## COMPLETE THE FOLLOWING
1. Answer these questions from the commentary on the Iraq–Serbia arms deal story:
(a) What total sum did the Iraqi ministry announce for the deal on December 24?
(b) When and where did Moore interview the Iraqi Defense Minister about the deal?
(c) How many paragraphs does the commentary say the NYTimes reserves to insinuate something "inappropriate"?
2. Carry on the commentary on the Iraq–Serbia arms deal story, picking up after its last sentence.

## DOCUMENT TEXT
╭──

The story, written by Solomon Moore, makes its first mistake by sensationalizing the arms deal between Iraq and Serbia as a “secret” sale in its headline. How can something be kept “secret” if the Iraqi Ministry of Defense put out two press releases -— with pictures —- about the Defense Minister’s two visits to Serbia during September and November of last year; then the Defense Minister held a press conference on December 9 announcing specifics about the deal; then the ministry put out a third press release announcing the formal signature of the deal and its total sum (230 million dollars) on December 24?

All this was amply reported on by the Iraqi press, and some of this coverage found its way into the Arab press. IÂ’m sure that the Serbian media also covered it in some detail. But the NYTimes still maintains that it was all hush-hush ....

.... why was Moore able to ask the Iraqi Defense Minister about the deal during “an interview in February in his office”? .... The timing of this February interview is very revealing, for it tells us that the NYTimes has been working on this story for some time now, but had decided to sit on it. I think they did so because there wasn’t much of a story to tell: the NYTimes wanted to use the Serbian deal to paint the Iraqi government as corrupt and inept, and there wasn’t enough meat on this skeletal narrative.

So what changed? Standards did, of course. The NYTimes reporting on Iraq can be best described as “anything goes” as of late, so a story heavy on innuendo and factually meager can still go to press if it serves the editorial policy of this paper in painting everything about Iraq in dark hues. .... The NYTimes itself tells us that there’s no evidence of corruption or wrongdoing, yet it reserves six whole paragraphs to insinuate that there may be something “inappropriate” anyway. ....

This could have been a great story had it been an expose of how some pencil-necked paper-pushers over at the Pentagon are hampering the procurement and distribution of weapons to the Iraqi military by pedantically conforming to the “protocols spanning hundreds of pages” that shape the Foreign Military Sales program, or FMS. Two years ago, Iraq put up billions of dollars of its own money to buy U.S.-made weapons, but these weapons have yet to reach those Iraqi soldiers battling it out on the frontlines of the insurgency. That’s why al-Obeidi turned to other, more expedient sources for arms like Serbia.

The reason that this story failed to be great was that it was leaked and spun by those same DoD pencil-necked paper-pushers that were worried that their failings would be exposed. So they did what many in Washington and the Green Zone have turned into a literal blood sport: Operation Blame It on the Iraqis. .....

╰──

Document layout analysis data
╭──

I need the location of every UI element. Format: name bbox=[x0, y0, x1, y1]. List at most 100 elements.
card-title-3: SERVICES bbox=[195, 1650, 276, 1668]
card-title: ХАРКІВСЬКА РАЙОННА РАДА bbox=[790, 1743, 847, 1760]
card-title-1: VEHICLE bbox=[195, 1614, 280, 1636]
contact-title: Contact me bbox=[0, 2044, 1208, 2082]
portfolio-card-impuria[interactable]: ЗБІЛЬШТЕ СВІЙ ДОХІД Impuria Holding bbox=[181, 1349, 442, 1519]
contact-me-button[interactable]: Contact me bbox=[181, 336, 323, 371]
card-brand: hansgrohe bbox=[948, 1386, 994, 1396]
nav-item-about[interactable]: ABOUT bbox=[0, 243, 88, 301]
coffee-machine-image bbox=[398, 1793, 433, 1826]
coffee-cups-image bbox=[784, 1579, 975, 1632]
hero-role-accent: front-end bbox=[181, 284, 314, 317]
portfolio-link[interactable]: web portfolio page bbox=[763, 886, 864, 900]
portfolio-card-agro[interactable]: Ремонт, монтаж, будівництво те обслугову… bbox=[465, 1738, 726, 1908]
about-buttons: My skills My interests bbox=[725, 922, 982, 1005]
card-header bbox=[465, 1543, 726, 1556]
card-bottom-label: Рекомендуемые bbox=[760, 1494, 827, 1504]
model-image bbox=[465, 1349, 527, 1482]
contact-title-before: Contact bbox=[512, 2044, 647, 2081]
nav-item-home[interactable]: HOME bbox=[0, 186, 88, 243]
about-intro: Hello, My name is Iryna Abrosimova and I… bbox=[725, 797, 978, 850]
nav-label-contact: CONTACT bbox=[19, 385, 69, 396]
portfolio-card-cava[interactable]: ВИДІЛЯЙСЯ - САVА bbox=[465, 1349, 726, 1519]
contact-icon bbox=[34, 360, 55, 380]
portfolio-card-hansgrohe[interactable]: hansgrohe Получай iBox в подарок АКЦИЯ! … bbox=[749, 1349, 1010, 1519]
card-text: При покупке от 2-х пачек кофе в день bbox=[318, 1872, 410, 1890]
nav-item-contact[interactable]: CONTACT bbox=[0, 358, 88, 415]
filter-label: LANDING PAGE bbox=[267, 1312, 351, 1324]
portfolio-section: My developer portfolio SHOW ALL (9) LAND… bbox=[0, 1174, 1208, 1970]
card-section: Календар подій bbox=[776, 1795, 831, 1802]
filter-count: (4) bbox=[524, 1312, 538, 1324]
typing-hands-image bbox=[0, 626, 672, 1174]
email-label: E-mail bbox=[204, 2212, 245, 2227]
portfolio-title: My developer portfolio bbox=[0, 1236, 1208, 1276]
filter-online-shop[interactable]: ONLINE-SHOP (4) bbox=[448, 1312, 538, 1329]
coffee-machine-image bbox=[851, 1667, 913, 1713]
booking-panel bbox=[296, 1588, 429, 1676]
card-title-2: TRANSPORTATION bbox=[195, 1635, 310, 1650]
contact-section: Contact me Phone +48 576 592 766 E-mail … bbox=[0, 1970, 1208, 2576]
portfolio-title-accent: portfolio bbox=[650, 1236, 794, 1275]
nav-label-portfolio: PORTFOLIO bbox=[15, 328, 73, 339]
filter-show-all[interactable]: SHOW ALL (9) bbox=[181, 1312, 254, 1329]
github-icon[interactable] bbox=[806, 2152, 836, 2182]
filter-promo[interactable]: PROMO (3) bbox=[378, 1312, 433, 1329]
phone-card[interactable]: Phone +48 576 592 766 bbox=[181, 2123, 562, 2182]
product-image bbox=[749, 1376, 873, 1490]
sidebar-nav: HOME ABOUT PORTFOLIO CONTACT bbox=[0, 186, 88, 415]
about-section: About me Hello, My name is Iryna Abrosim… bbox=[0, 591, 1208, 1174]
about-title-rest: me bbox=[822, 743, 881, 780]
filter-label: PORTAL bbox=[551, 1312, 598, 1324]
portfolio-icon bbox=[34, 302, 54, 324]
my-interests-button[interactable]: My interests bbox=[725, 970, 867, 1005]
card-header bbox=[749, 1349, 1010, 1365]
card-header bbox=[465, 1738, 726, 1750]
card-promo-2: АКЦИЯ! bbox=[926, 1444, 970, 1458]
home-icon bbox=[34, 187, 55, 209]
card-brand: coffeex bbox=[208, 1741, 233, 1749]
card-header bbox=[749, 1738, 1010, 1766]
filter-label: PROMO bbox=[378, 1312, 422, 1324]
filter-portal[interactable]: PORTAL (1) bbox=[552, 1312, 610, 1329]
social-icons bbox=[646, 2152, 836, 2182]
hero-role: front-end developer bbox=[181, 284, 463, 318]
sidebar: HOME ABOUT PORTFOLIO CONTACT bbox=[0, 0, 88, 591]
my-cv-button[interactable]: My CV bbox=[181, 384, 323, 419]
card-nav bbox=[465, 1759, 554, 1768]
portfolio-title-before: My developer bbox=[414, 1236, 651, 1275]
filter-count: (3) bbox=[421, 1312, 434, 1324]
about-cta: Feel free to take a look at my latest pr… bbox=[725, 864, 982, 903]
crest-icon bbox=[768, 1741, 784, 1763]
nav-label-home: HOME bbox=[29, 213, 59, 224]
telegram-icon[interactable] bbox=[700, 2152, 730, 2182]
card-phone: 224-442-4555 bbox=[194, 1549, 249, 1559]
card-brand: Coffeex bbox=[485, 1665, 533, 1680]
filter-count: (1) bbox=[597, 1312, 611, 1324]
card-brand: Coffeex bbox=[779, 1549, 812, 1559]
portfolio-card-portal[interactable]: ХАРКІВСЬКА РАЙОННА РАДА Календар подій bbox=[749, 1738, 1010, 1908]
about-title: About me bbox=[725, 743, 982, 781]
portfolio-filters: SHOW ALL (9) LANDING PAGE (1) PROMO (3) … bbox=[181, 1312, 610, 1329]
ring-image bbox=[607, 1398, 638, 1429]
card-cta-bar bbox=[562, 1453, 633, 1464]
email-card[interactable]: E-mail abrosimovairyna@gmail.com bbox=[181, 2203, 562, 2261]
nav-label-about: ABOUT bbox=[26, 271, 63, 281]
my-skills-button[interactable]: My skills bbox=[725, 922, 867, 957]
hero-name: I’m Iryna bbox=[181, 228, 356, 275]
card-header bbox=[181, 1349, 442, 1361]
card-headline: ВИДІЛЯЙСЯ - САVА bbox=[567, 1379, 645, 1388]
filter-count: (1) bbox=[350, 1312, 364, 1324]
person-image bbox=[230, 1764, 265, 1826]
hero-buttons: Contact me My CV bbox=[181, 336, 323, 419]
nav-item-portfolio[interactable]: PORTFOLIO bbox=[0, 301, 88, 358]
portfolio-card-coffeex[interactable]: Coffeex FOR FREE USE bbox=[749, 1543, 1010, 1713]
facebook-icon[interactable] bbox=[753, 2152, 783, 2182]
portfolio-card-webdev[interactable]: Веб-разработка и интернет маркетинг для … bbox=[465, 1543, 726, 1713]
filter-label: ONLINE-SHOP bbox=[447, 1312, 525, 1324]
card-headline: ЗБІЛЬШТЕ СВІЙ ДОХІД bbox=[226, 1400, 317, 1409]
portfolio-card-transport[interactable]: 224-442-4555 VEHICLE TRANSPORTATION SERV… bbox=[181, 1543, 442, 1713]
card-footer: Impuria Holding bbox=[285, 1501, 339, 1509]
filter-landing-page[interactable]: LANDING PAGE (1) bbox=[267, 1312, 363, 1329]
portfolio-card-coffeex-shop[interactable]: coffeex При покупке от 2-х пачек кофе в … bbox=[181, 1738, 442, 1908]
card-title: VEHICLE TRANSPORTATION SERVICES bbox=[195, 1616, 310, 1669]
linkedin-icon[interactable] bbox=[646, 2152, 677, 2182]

╰──

## TASK RESULTS
1.
(a) 230 million dollars
(b) In February, in the minister's office
(c) Six

2.
So there you have it, the New York Times rushes yet another sexed-up yet leaky story to its front-page and further damages the reputation of its Iraq reporting. It is simply ridiculous to claim in the piece’s opening paragraphs that anonymous American commanders had said that the Serbian equipment had “turned out to be either shoddy or inappropriate for the military’s mission” without fully fleshing out this accusation of ‘shoddiness’ later in the piece.

Not only was the arms deal not “secret”, not only was there no evidence of “corruption”, not only does it seem that al-Obeidi acted appropriately and with the backing of his government while the NYTimes’ sources over at the Pentagon had dropped the ball during a time of war, .... not only is there no elaboration of the tensions that have arisen between Iraq’s executive branch and infantilizing American bureaucrats who are bristling at their fading ability to unilaterally command the situation, not only of so many other things that could have given this story more context; the NYTimes chose to mutilate an interesting story that could have taught us all about the myriad challenges being faced in Iraq into a badly-conceived and hastily-conjectured smear. ....
Posted by:Mike Sylwester

#3  "They are amazingly bitter"

I didn't realize they lived in Middle America, Steve. Helluva commute.... ;-p
Posted by: Barbara Skolaut   2008-04-14 20:30  

#2  When I become King of the Forest, pennies will be outlawed and you can hunt NYT reporters for sport - as long as you have a Small Game & Varmit license, of course. Just don't eat them. They are amazingly bitter.
Posted by: SteveS   2008-04-14 16:47  

#1  One could almost feel for those poor New York Times reporters, forced to comply with the company line regardless of reality, were so many of them not such self-rightous, pompously ignorant fabulists.